_What is being asked_
Write out each record again exactly as it stands.

_Supplied records_
--------

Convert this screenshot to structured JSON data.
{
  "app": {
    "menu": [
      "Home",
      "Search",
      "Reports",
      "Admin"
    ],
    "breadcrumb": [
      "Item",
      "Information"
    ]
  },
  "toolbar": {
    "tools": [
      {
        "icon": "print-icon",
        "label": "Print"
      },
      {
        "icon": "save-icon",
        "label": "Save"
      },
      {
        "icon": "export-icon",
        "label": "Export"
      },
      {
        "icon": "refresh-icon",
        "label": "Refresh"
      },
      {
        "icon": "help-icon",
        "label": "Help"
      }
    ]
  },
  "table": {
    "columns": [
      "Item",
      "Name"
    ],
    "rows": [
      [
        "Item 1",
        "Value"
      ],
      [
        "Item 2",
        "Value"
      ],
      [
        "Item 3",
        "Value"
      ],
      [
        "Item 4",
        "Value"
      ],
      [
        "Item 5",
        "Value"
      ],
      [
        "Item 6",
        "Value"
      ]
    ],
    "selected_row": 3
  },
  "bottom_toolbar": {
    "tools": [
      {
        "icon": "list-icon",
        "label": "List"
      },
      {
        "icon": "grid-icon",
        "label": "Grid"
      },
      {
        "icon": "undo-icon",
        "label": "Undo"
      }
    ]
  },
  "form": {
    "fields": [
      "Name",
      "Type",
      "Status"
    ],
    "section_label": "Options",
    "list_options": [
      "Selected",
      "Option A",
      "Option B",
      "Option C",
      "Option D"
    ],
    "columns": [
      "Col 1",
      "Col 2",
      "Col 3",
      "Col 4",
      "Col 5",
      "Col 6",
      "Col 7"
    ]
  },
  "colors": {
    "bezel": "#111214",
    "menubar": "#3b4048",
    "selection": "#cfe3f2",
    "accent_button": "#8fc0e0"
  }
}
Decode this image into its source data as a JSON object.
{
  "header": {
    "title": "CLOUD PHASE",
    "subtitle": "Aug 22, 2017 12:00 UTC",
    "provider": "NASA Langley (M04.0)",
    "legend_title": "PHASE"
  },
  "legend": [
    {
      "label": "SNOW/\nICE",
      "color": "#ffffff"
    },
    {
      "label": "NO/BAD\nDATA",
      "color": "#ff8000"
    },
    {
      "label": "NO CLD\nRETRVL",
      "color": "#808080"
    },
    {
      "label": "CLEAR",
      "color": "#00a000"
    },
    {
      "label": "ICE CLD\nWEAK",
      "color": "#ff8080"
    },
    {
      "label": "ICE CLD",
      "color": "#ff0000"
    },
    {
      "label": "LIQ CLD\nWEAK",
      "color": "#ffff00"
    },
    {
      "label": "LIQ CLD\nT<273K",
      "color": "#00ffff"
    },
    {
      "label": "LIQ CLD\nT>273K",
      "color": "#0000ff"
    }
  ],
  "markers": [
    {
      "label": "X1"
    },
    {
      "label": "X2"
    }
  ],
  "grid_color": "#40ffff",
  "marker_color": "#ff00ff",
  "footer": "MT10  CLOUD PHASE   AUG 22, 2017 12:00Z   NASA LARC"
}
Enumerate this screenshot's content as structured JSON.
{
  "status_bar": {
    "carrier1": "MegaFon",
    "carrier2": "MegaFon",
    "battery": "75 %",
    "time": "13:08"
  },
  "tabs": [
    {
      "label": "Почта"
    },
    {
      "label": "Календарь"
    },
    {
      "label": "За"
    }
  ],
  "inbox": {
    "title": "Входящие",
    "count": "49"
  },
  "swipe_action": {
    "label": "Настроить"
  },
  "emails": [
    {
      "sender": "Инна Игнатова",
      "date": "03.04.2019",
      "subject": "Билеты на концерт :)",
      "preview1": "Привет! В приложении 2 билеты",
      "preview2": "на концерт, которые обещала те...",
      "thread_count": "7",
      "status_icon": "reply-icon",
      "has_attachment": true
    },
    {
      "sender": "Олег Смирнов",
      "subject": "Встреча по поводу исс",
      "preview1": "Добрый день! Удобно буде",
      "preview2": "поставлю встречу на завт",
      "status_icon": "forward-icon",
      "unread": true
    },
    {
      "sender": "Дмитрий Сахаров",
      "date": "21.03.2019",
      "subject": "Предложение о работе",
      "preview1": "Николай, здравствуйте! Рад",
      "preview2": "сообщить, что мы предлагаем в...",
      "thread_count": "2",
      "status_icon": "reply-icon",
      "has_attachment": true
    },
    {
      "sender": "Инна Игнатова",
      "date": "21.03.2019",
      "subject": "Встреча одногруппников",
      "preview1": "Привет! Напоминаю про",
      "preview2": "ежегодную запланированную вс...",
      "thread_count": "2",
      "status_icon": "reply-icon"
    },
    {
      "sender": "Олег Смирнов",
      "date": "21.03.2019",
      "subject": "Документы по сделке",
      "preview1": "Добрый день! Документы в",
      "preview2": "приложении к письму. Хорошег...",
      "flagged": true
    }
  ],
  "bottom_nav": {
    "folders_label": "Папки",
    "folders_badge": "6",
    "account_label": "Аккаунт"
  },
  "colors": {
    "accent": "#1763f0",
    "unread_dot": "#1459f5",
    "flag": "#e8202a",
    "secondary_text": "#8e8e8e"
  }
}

--------

_Answer for this exercise_
Convert this screenshot to structured JSON data.
{
  "app": {
    "menu": [
      "Home",
      "Search",
      "Reports",
      "Admin"
    ],
    "breadcrumb": [
      "Item",
      "Information"
    ]
  },
  "toolbar": {
    "tools": [
      {
        "icon": "print-icon",
        "label": "Print"
      },
      {
        "icon": "save-icon",
        "label": "Save"
      },
      {
        "icon": "export-icon",
        "label": "Export"
      },
      {
        "icon": "refresh-icon",
        "label": "Refresh"
      },
      {
        "icon": "help-icon",
        "label": "Help"
      }
    ]
  },
  "table": {
    "columns": [
      "Item",
      "Name"
    ],
    "rows": [
      [
        "Item 1",
        "Value"
      ],
      [
        "Item 2",
        "Value"
      ],
      [
        "Item 3",
        "Value"
      ],
      [
        "Item 4",
        "Value"
      ],
      [
        "Item 5",
        "Value"
      ],
      [
        "Item 6",
        "Value"
      ]
    ],
    "selected_row": 3
  },
  "bottom_toolbar": {
    "tools": [
      {
        "icon": "list-icon",
        "label": "List"
      },
      {
        "icon": "grid-icon",
        "label": "Grid"
      },
      {
        "icon": "undo-icon",
        "label": "Undo"
      }
    ]
  },
  "form": {
    "fields": [
      "Name",
      "Type",
      "Status"
    ],
    "section_label": "Options",
    "list_options": [
      "Selected",
      "Option A",
      "Option B",
      "Option C",
      "Option D"
    ],
    "columns": [
      "Col 1",
      "Col 2",
      "Col 3",
      "Col 4",
      "Col 5",
      "Col 6",
      "Col 7"
    ]
  },
  "colors": {
    "bezel": "#111214",
    "menubar": "#3b4048",
    "selection": "#cfe3f2",
    "accent_button": "#8fc0e0"
  }
}
Decode this image into its source data as a JSON object.
{
  "header": {
    "title": "CLOUD PHASE",
    "subtitle": "Aug 22, 2017 12:00 UTC",
    "provider": "NASA Langley (M04.0)",
    "legend_title": "PHASE"
  },
  "legend": [
    {
      "label": "SNOW/\nICE",
      "color": "#ffffff"
    },
    {
      "label": "NO/BAD\nDATA",
      "color": "#ff8000"
    },
    {
      "label": "NO CLD\nRETRVL",
      "color": "#808080"
    },
    {
      "label": "CLEAR",
      "color": "#00a000"
    },
    {
      "label": "ICE CLD\nWEAK",
      "color": "#ff8080"
    },
    {
      "label": "ICE CLD",
      "color": "#ff0000"
    },
    {
      "label": "LIQ CLD\nWEAK",
      "color": "#ffff00"
    },
    {
      "label": "LIQ CLD\nT<273K",
      "color": "#00ffff"
    },
    {
      "label": "LIQ CLD\nT>273K",
      "color": "#0000ff"
    }
  ],
  "markers": [
    {
      "label": "X1"
    },
    {
      "label": "X2"
    }
  ],
  "grid_color": "#40ffff",
  "marker_color": "#ff00ff",
  "footer": "MT10  CLOUD PHASE   AUG 22, 2017 12:00Z   NASA LARC"
}
Enumerate this screenshot's content as structured JSON.
{
  "status_bar": {
    "carrier1": "MegaFon",
    "carrier2": "MegaFon",
    "battery": "75 %",
    "time": "13:08"
  },
  "tabs": [
    {
      "label": "Почта"
    },
    {
      "label": "Календарь"
    },
    {
      "label": "За"
    }
  ],
  "inbox": {
    "title": "Входящие",
    "count": "49"
  },
  "swipe_action": {
    "label": "Настроить"
  },
  "emails": [
    {
      "sender": "Инна Игнатова",
      "date": "03.04.2019",
      "subject": "Билеты на концерт :)",
      "preview1": "Привет! В приложении 2 билеты",
      "preview2": "на концерт, которые обещала те...",
      "thread_count": "7",
      "status_icon": "reply-icon",
      "has_attachment": true
    },
    {
      "sender": "Олег Смирнов",
      "subject": "Встреча по поводу исс",
      "preview1": "Добрый день! Удобно буде",
      "preview2": "поставлю встречу на завт",
      "status_icon": "forward-icon",
      "unread": true
    },
    {
      "sender": "Дмитрий Сахаров",
      "date": "21.03.2019",
      "subject": "Предложение о работе",
      "preview1": "Николай, здравствуйте! Рад",
      "preview2": "сообщить, что мы предлагаем в...",
      "thread_count": "2",
      "status_icon": "reply-icon",
      "has_attachment": true
    },
    {
      "sender": "Инна Игнатова",
      "date": "21.03.2019",
      "subject": "Встреча одногруппников",
      "preview1": "Привет! Напоминаю про",
      "preview2": "ежегодную запланированную вс...",
      "thread_count": "2",
      "status_icon": "reply-icon"
    },
    {
      "sender": "Олег Смирнов",
      "date": "21.03.2019",
      "subject": "Документы по сделке",
      "preview1": "Добрый день! Документы в",
      "preview2": "приложении к письму. Хорошег...",
      "flagged": true
    }
  ],
  "bottom_nav": {
    "folders_label": "Папки",
    "folders_badge": "6",
    "account_label": "Аккаунт"
  },
  "colors": {
    "accent": "#1763f0",
    "unread_dot": "#1459f5",
    "flag": "#e8202a",
    "secondary_text": "#8e8e8e"
  }
}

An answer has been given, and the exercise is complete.